EXERCISE DIRECTIONS →
Give every entry again, word for word and in full.

·····

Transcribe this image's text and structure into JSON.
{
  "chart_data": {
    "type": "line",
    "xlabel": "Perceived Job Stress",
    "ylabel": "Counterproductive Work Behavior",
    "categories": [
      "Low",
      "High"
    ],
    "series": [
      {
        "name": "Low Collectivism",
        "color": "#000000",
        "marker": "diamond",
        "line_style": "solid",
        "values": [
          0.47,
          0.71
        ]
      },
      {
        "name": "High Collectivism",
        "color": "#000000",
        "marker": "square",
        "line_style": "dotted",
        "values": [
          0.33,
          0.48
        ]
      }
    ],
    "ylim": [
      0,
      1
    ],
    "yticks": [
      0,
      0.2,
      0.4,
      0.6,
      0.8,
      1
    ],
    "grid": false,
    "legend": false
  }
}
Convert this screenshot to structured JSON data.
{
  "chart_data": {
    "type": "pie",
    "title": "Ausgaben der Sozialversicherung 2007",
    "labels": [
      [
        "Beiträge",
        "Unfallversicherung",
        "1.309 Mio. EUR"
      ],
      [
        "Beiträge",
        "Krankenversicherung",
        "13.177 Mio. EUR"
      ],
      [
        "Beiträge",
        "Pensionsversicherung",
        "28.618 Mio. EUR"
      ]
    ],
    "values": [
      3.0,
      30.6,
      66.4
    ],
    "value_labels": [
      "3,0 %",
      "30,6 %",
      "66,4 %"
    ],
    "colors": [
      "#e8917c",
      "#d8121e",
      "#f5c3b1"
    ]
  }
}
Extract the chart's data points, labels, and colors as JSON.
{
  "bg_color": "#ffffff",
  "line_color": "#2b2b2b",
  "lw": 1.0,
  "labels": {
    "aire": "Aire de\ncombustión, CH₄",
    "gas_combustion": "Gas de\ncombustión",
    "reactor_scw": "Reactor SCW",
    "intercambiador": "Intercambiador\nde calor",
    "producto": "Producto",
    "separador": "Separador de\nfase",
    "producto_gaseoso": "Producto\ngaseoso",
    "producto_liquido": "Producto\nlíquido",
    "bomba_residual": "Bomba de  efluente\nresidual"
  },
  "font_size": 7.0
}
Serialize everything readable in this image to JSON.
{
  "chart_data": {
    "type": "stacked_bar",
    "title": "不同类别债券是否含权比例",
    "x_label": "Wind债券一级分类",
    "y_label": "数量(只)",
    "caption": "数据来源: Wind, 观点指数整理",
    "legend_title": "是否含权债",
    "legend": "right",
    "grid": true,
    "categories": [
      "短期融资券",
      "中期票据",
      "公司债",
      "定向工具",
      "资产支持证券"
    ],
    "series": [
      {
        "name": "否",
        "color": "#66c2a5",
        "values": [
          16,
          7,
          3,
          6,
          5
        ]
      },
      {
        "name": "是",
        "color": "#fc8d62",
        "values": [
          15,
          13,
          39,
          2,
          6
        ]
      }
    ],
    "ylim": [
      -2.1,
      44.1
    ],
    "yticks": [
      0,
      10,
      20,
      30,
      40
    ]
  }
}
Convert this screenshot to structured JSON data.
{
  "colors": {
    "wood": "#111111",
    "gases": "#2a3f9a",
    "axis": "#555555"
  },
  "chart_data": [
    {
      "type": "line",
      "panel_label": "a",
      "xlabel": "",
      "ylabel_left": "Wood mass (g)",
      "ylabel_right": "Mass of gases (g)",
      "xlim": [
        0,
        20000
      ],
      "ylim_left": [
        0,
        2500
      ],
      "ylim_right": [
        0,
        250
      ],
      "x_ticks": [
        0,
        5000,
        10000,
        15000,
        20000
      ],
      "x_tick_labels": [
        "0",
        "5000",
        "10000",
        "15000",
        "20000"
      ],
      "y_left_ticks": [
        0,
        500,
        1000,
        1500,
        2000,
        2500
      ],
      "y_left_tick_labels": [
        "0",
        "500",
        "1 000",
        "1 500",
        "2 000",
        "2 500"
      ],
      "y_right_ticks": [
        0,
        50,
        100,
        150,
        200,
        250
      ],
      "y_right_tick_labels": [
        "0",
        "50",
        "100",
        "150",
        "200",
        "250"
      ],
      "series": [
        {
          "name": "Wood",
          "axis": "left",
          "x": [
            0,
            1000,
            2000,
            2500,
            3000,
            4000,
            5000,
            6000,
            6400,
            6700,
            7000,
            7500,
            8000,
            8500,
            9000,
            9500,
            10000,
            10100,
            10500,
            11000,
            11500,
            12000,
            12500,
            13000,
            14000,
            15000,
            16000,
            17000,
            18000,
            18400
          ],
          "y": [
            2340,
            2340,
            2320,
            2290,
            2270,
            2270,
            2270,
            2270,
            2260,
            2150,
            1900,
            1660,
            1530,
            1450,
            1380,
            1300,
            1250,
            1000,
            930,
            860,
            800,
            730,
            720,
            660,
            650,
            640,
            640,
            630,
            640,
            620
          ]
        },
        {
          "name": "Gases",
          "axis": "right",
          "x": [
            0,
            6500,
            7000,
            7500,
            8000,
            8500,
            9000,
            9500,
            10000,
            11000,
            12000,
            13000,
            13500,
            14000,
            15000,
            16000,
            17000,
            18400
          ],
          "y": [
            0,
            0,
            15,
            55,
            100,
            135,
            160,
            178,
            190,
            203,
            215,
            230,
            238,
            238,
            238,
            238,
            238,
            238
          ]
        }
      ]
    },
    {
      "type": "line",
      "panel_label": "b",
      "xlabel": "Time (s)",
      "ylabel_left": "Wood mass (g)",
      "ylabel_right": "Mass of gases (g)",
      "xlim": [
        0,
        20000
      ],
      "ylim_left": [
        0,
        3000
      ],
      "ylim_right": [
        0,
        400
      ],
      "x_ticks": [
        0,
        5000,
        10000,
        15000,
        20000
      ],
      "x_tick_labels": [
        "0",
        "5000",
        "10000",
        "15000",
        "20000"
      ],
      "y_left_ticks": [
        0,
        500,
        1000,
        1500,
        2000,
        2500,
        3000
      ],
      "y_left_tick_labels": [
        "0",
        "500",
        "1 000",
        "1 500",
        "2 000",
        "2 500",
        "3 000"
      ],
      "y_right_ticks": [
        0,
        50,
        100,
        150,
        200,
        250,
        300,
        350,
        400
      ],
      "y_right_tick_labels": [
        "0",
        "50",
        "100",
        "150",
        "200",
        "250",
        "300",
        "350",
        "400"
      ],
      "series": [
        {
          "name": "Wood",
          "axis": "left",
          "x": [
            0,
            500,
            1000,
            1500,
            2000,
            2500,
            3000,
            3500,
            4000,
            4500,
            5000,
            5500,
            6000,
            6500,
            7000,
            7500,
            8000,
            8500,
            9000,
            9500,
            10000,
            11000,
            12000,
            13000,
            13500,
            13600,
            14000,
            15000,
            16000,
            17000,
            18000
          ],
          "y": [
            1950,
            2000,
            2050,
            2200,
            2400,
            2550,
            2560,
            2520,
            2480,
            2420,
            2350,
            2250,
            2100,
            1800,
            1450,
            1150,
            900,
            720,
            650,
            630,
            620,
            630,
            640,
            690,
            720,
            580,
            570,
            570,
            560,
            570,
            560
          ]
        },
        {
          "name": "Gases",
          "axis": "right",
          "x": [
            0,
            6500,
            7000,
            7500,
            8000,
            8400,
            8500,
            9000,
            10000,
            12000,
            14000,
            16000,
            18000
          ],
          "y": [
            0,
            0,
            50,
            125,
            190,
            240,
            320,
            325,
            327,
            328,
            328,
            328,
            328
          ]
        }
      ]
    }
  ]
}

·····

WRITTEN RESPONSE →
Transcribe this image's text and structure into JSON.
{
  "chart_data": {
    "type": "line",
    "xlabel": "Perceived Job Stress",
    "ylabel": "Counterproductive Work Behavior",
    "categories": [
      "Low",
      "High"
    ],
    "series": [
      {
        "name": "Low Collectivism",
        "color": "#000000",
        "marker": "diamond",
        "line_style": "solid",
        "values": [
          0.47,
          0.71
        ]
      },
      {
        "name": "High Collectivism",
        "color": "#000000",
        "marker": "square",
        "line_style": "dotted",
        "values": [
          0.33,
          0.48
        ]
      }
    ],
    "ylim": [
      0,
      1
    ],
    "yticks": [
      0,
      0.2,
      0.4,
      0.6,
      0.8,
      1
    ],
    "grid": false,
    "legend": false
  }
}
Convert this screenshot to structured JSON data.
{
  "chart_data": {
    "type": "pie",
    "title": "Ausgaben der Sozialversicherung 2007",
    "labels": [
      [
        "Beiträge",
        "Unfallversicherung",
        "1.309 Mio. EUR"
      ],
      [
        "Beiträge",
        "Krankenversicherung",
        "13.177 Mio. EUR"
      ],
      [
        "Beiträge",
        "Pensionsversicherung",
        "28.618 Mio. EUR"
      ]
    ],
    "values": [
      3.0,
      30.6,
      66.4
    ],
    "value_labels": [
      "3,0 %",
      "30,6 %",
      "66,4 %"
    ],
    "colors": [
      "#e8917c",
      "#d8121e",
      "#f5c3b1"
    ]
  }
}
Extract the chart's data points, labels, and colors as JSON.
{
  "bg_color": "#ffffff",
  "line_color": "#2b2b2b",
  "lw": 1.0,
  "labels": {
    "aire": "Aire de\ncombustión, CH₄",
    "gas_combustion": "Gas de\ncombustión",
    "reactor_scw": "Reactor SCW",
    "intercambiador": "Intercambiador\nde calor",
    "producto": "Producto",
    "separador": "Separador de\nfase",
    "producto_gaseoso": "Producto\ngaseoso",
    "producto_liquido": "Producto\nlíquido",
    "bomba_residual": "Bomba de  efluente\nresidual"
  },
  "font_size": 7.0
}
Serialize everything readable in this image to JSON.
{
  "chart_data": {
    "type": "stacked_bar",
    "title": "不同类别债券是否含权比例",
    "x_label": "Wind债券一级分类",
    "y_label": "数量(只)",
    "caption": "数据来源: Wind, 观点指数整理",
    "legend_title": "是否含权债",
    "legend": "right",
    "grid": true,
    "categories": [
      "短期融资券",
      "中期票据",
      "公司债",
      "定向工具",
      "资产支持证券"
    ],
    "series": [
      {
        "name": "否",
        "color": "#66c2a5",
        "values": [
          16,
          7,
          3,
          6,
          5
        ]
      },
      {
        "name": "是",
        "color": "#fc8d62",
        "values": [
          15,
          13,
          39,
          2,
          6
        ]
      }
    ],
    "ylim": [
      -2.1,
      44.1
    ],
    "yticks": [
      0,
      10,
      20,
      30,
      40
    ]
  }
}
Convert this screenshot to structured JSON data.
{
  "colors": {
    "wood": "#111111",
    "gases": "#2a3f9a",
    "axis": "#555555"
  },
  "chart_data": [
    {
      "type": "line",
      "panel_label": "a",
      "xlabel": "",
      "ylabel_left": "Wood mass (g)",
      "ylabel_right": "Mass of gases (g)",
      "xlim": [
        0,
        20000
      ],
      "ylim_left": [
        0,
        2500
      ],
      "ylim_right": [
        0,
        250
      ],
      "x_ticks": [
        0,
        5000,
        10000,
        15000,
        20000
      ],
      "x_tick_labels": [
        "0",
        "5000",
        "10000",
        "15000",
        "20000"
      ],
      "y_left_ticks": [
        0,
        500,
        1000,
        1500,
        2000,
        2500
      ],
      "y_left_tick_labels": [
        "0",
        "500",
        "1 000",
        "1 500",
        "2 000",
        "2 500"
      ],
      "y_right_ticks": [
        0,
        50,
        100,
        150,
        200,
        250
      ],
      "y_right_tick_labels": [
        "0",
        "50",
        "100",
        "150",
        "200",
        "250"
      ],
      "series": [
        {
          "name": "Wood",
          "axis": "left",
          "x": [
            0,
            1000,
            2000,
            2500,
            3000,
            4000,
            5000,
            6000,
            6400,
            6700,
            7000,
            7500,
            8000,
            8500,
            9000,
            9500,
            10000,
            10100,
            10500,
            11000,
            11500,
            12000,
            12500,
            13000,
            14000,
            15000,
            16000,
            17000,
            18000,
            18400
          ],
          "y": [
            2340,
            2340,
            2320,
            2290,
            2270,
            2270,
            2270,
            2270,
            2260,
            2150,
            1900,
            1660,
            1530,
            1450,
            1380,
            1300,
            1250,
            1000,
            930,
            860,
            800,
            730,
            720,
            660,
            650,
            640,
            640,
            630,
            640,
            620
          ]
        },
        {
          "name": "Gases",
          "axis": "right",
          "x": [
            0,
            6500,
            7000,
            7500,
            8000,
            8500,
            9000,
            9500,
            10000,
            11000,
            12000,
            13000,
            13500,
            14000,
            15000,
            16000,
            17000,
            18400
          ],
          "y": [
            0,
            0,
            15,
            55,
            100,
            135,
            160,
            178,
            190,
            203,
            215,
            230,
            238,
            238,
            238,
            238,
            238,
            238
          ]
        }
      ]
    },
    {
      "type": "line",
      "panel_label": "b",
      "xlabel": "Time (s)",
      "ylabel_left": "Wood mass (g)",
      "ylabel_right": "Mass of gases (g)",
      "xlim": [
        0,
        20000
      ],
      "ylim_left": [
        0,
        3000
      ],
      "ylim_right": [
        0,
        400
      ],
      "x_ticks": [
        0,
        5000,
        10000,
        15000,
        20000
      ],
      "x_tick_labels": [
        "0",
        "5000",
        "10000",
        "15000",
        "20000"
      ],
      "y_left_ticks": [
        0,
        500,
        1000,
        1500,
        2000,
        2500,
        3000
      ],
      "y_left_tick_labels": [
        "0",
        "500",
        "1 000",
        "1 500",
        "2 000",
        "2 500",
        "3 000"
      ],
      "y_right_ticks": [
        0,
        50,
        100,
        150,
        200,
        250,
        300,
        350,
        400
      ],
      "y_right_tick_labels": [
        "0",
        "50",
        "100",
        "150",
        "200",
        "250",
        "300",
        "350",
        "400"
      ],
      "series": [
        {
          "name": "Wood",
          "axis": "left",
          "x": [
            0,
            500,
            1000,
            1500,
            2000,
            2500,
            3000,
            3500,
            4000,
            4500,
            5000,
            5500,
            6000,
            6500,
            7000,
            7500,
            8000,
            8500,
            9000,
            9500,
            10000,
            11000,
            12000,
            13000,
            13500,
            13600,
            14000,
            15000,
            16000,
            17000,
            18000
          ],
          "y": [
            1950,
            2000,
            2050,
            2200,
            2400,
            2550,
            2560,
            2520,
            2480,
            2420,
            2350,
            2250,
            2100,
            1800,
            1450,
            1150,
            900,
            720,
            650,
            630,
            620,
            630,
            640,
            690,
            720,
            580,
            570,
            570,
            560,
            570,
            560
          ]
        },
        {
          "name": "Gases",
          "axis": "right",
          "x": [
            0,
            6500,
            7000,
            7500,
            8000,
            8400,
            8500,
            9000,
            10000,
            12000,
            14000,
            16000,
            18000
          ],
          "y": [
            0,
            0,
            50,
            125,
            190,
            240,
            320,
            325,
            327,
            328,
            328,
            328,
            328
          ]
        }
      ]
    }
  ]
}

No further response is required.